* Set task: Read through the records below and copy each line that uses the word "your".

§ §

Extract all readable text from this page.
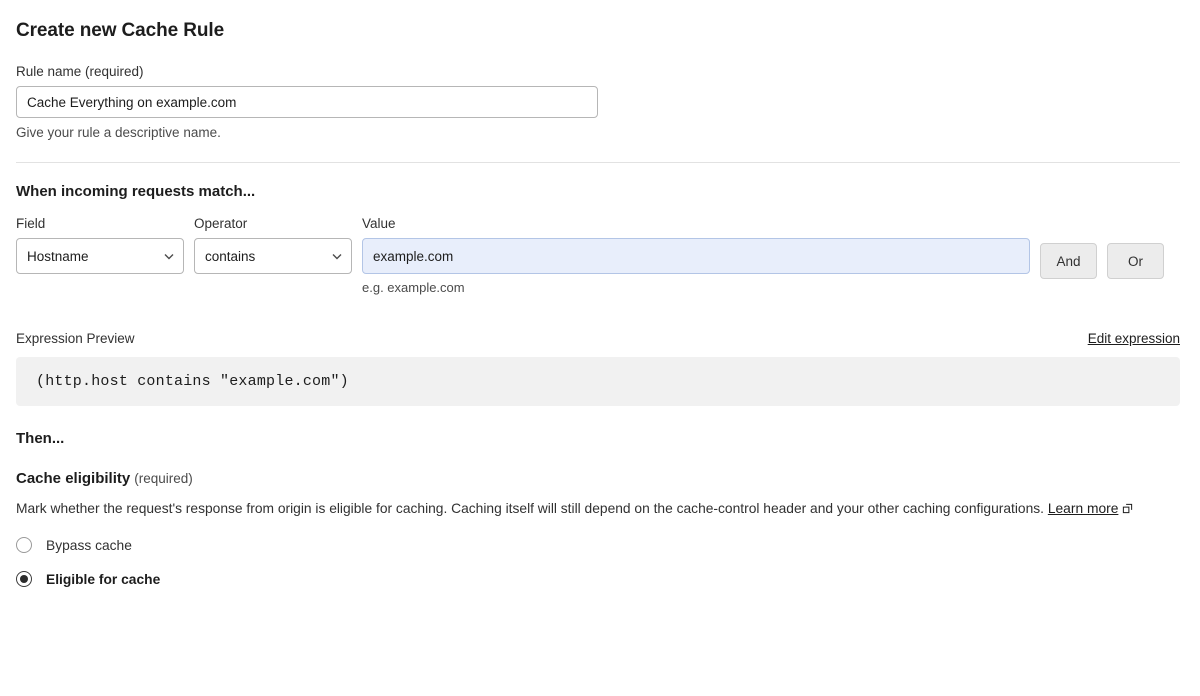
Create new Cache Rule
Rule name (required)
Cache Everything on example.com
Give your rule a descriptive name.
When incoming requests match...
Field
Hostname
Operator
contains
Value
example.com
e.g. example.com
And	Or
Expression Preview	Edit expression
(http.host contains "example.com")
Then...
Cache eligibility (required)
Mark whether the request's response from origin is eligible for caching. Caching itself will still depend on the cache-control header and your other caching configurations. Learn more
Bypass cache
Eligible for cache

§ §

* Solved exercise:
Give your rule a descriptive name.
Mark whether the request's response from origin is eligible for caching. Caching itself will still depend on the cache-control header and your other caching configurations. Learn more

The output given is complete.